- _TASK BRIEF_
Extract all lines that hold the string "εκπαιδευτικούς".

- _MATERIAL PROVIDED_
------------------------------------------------
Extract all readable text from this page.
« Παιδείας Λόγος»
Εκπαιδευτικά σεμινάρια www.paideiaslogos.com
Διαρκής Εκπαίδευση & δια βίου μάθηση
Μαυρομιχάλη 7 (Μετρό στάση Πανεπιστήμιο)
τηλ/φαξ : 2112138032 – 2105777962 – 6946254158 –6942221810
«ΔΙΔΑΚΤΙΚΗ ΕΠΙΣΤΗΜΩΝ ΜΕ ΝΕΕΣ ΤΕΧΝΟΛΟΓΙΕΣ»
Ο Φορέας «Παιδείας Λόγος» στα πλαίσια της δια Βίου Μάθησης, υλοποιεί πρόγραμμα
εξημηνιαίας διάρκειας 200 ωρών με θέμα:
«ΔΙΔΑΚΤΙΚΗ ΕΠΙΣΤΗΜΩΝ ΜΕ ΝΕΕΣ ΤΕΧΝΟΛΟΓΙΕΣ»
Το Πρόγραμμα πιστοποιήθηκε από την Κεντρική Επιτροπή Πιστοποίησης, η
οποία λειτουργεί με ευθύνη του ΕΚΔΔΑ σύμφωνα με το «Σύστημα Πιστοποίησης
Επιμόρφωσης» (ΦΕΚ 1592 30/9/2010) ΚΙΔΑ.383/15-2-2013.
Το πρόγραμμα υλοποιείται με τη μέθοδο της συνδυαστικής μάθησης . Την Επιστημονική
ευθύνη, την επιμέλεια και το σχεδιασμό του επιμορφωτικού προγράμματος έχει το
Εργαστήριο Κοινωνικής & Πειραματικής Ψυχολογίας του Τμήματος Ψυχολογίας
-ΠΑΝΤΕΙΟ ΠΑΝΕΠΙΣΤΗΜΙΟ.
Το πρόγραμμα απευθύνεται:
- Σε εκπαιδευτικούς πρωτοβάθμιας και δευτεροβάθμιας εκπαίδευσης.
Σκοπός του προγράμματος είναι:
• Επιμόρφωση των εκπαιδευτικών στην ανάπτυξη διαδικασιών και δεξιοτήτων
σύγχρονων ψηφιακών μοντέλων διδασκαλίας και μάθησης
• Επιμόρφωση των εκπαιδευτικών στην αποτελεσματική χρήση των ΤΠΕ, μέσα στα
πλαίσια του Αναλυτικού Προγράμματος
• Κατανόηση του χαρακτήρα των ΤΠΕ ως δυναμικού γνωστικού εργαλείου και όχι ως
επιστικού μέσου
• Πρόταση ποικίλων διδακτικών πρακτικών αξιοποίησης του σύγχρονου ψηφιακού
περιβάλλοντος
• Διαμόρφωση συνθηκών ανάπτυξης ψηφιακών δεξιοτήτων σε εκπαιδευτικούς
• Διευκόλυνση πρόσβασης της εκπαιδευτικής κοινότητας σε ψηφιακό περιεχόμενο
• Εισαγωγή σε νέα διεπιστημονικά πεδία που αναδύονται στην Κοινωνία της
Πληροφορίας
------------------------------------------------
- _EXERCISE SOLUTION_
- Σε εκπαιδευτικούς πρωτοβάθμιας και δευτεροβάθμιας εκπαίδευσης.
• Διαμόρφωση συνθηκών ανάπτυξης ψηφιακών δεξιοτήτων σε εκπαιδευτικούς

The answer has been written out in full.